◆ **Stored data**:
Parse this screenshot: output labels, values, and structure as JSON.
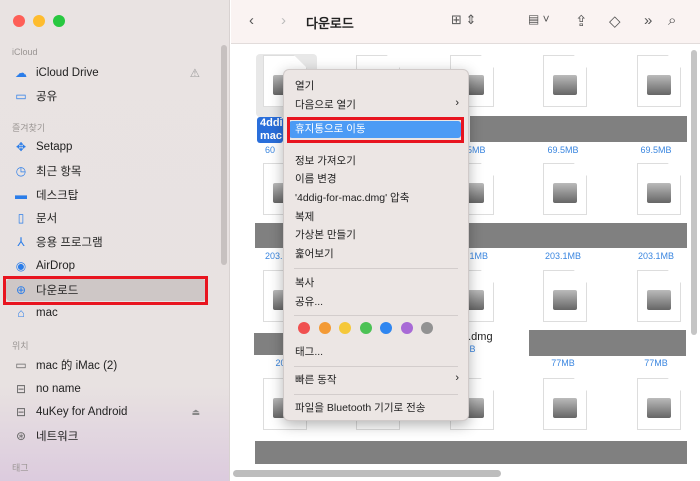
{
  "window": {
    "title": "다운로드"
  },
  "sidebar": {
    "sections": [
      {
        "label": "iCloud",
        "items": [
          {
            "label": "iCloud Drive",
            "icon": "cloud-icon"
          },
          {
            "label": "공유",
            "icon": "shared-folder-icon"
          }
        ]
      },
      {
        "label": "즐겨찾기",
        "items": [
          {
            "label": "Setapp",
            "icon": "setapp-icon"
          },
          {
            "label": "최근 항목",
            "icon": "clock-icon"
          },
          {
            "label": "데스크탑",
            "icon": "desktop-icon"
          },
          {
            "label": "문서",
            "icon": "document-icon"
          },
          {
            "label": "응용 프로그램",
            "icon": "applications-icon"
          },
          {
            "label": "AirDrop",
            "icon": "airdrop-icon"
          },
          {
            "label": "다운로드",
            "icon": "download-icon",
            "selected": true
          },
          {
            "label": "mac",
            "icon": "home-icon"
          }
        ]
      },
      {
        "label": "위치",
        "items": [
          {
            "label": "mac 的 iMac (2)",
            "icon": "imac-icon"
          },
          {
            "label": "no name",
            "icon": "drive-icon"
          },
          {
            "label": "4uKey for Android",
            "icon": "drive-icon"
          },
          {
            "label": "네트워크",
            "icon": "network-icon"
          }
        ]
      },
      {
        "label": "태그",
        "items": []
      }
    ]
  },
  "files": {
    "selected_label": "4ddig-for-mac.dmg",
    "selected_label_short": "4ddi mac",
    "selected_size_partial": "60",
    "sizes_row1": [
      "69.5MB",
      "69.5MB",
      "69.5MB"
    ],
    "sizes_row2": [
      "203.1MB",
      "203.1MB",
      "203.1MB",
      "203.1MB"
    ],
    "row3_partial_name": "o.dmg",
    "row3_partial_size": ".2MB",
    "sizes_row3": [
      "203",
      "77MB",
      "77MB"
    ]
  },
  "context_menu": {
    "items": [
      "열기",
      "다음으로 열기",
      "휴지통으로 이동",
      "정보 가져오기",
      "이름 변경",
      "'4ddig-for-mac.dmg' 압축",
      "복제",
      "가상본 만들기",
      "훑어보기",
      "복사",
      "공유...",
      "태그...",
      "빠른 동작",
      "파일을 Bluetooth 기기로 전송"
    ],
    "tag_colors": [
      "#f05050",
      "#f39a35",
      "#f5c83a",
      "#4cc255",
      "#2f86f0",
      "#a86ad6",
      "#929292"
    ]
  },
  "colors": {
    "accent": "#2b7de9",
    "highlight": "#e8141f"
  }
}
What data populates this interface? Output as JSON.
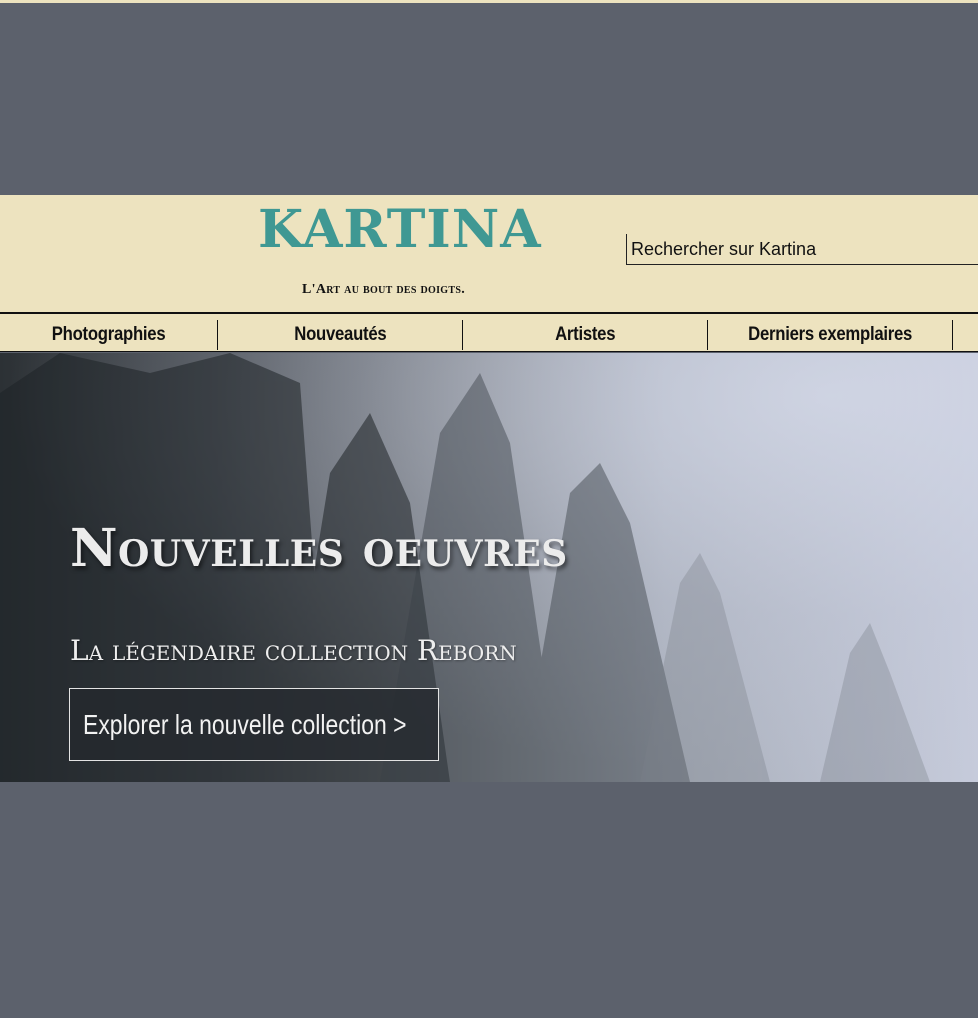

◆ **WORK REQUIRED**:
Reproduce the entries above word for word. Pictures stay out.

◆ **TASK RESPONSE**:
Parse this screenshot: output labels, values, and structure as JSON.
{
  "window": {
    "title": "다운로드"
  },
  "sidebar": {
    "sections": [
      {
        "label": "iCloud",
        "items": [
          {
            "label": "iCloud Drive",
            "icon": "cloud-icon"
          },
          {
            "label": "공유",
            "icon": "shared-folder-icon"
          }
        ]
      },
      {
        "label": "즐겨찾기",
        "items": [
          {
            "label": "Setapp",
            "icon": "setapp-icon"
          },
          {
            "label": "최근 항목",
            "icon": "clock-icon"
          },
          {
            "label": "데스크탑",
            "icon": "desktop-icon"
          },
          {
            "label": "문서",
            "icon": "document-icon"
          },
          {
            "label": "응용 프로그램",
            "icon": "applications-icon"
          },
          {
            "label": "AirDrop",
            "icon": "airdrop-icon"
          },
          {
            "label": "다운로드",
            "icon": "download-icon",
            "selected": true
          },
          {
            "label": "mac",
            "icon": "home-icon"
          }
        ]
      },
      {
        "label": "위치",
        "items": [
          {
            "label": "mac 的 iMac (2)",
            "icon": "imac-icon"
          },
          {
            "label": "no name",
            "icon": "drive-icon"
          },
          {
            "label": "4uKey for Android",
            "icon": "drive-icon"
          },
          {
            "label": "네트워크",
            "icon": "network-icon"
          }
        ]
      },
      {
        "label": "태그",
        "items": []
      }
    ]
  },
  "files": {
    "selected_label": "4ddig-for-mac.dmg",
    "selected_label_short": "4ddi mac",
    "selected_size_partial": "60",
    "sizes_row1": [
      "69.5MB",
      "69.5MB",
      "69.5MB"
    ],
    "sizes_row2": [
      "203.1MB",
      "203.1MB",
      "203.1MB",
      "203.1MB"
    ],
    "row3_partial_name": "o.dmg",
    "row3_partial_size": ".2MB",
    "sizes_row3": [
      "203",
      "77MB",
      "77MB"
    ]
  },
  "context_menu": {
    "items": [
      "열기",
      "다음으로 열기",
      "휴지통으로 이동",
      "정보 가져오기",
      "이름 변경",
      "'4ddig-for-mac.dmg' 압축",
      "복제",
      "가상본 만들기",
      "훑어보기",
      "복사",
      "공유...",
      "태그...",
      "빠른 동작",
      "파일을 Bluetooth 기기로 전송"
    ],
    "tag_colors": [
      "#f05050",
      "#f39a35",
      "#f5c83a",
      "#4cc255",
      "#2f86f0",
      "#a86ad6",
      "#929292"
    ]
  },
  "colors": {
    "accent": "#2b7de9",
    "highlight": "#e8141f"
  }
}
What data populates this interface? Output as JSON.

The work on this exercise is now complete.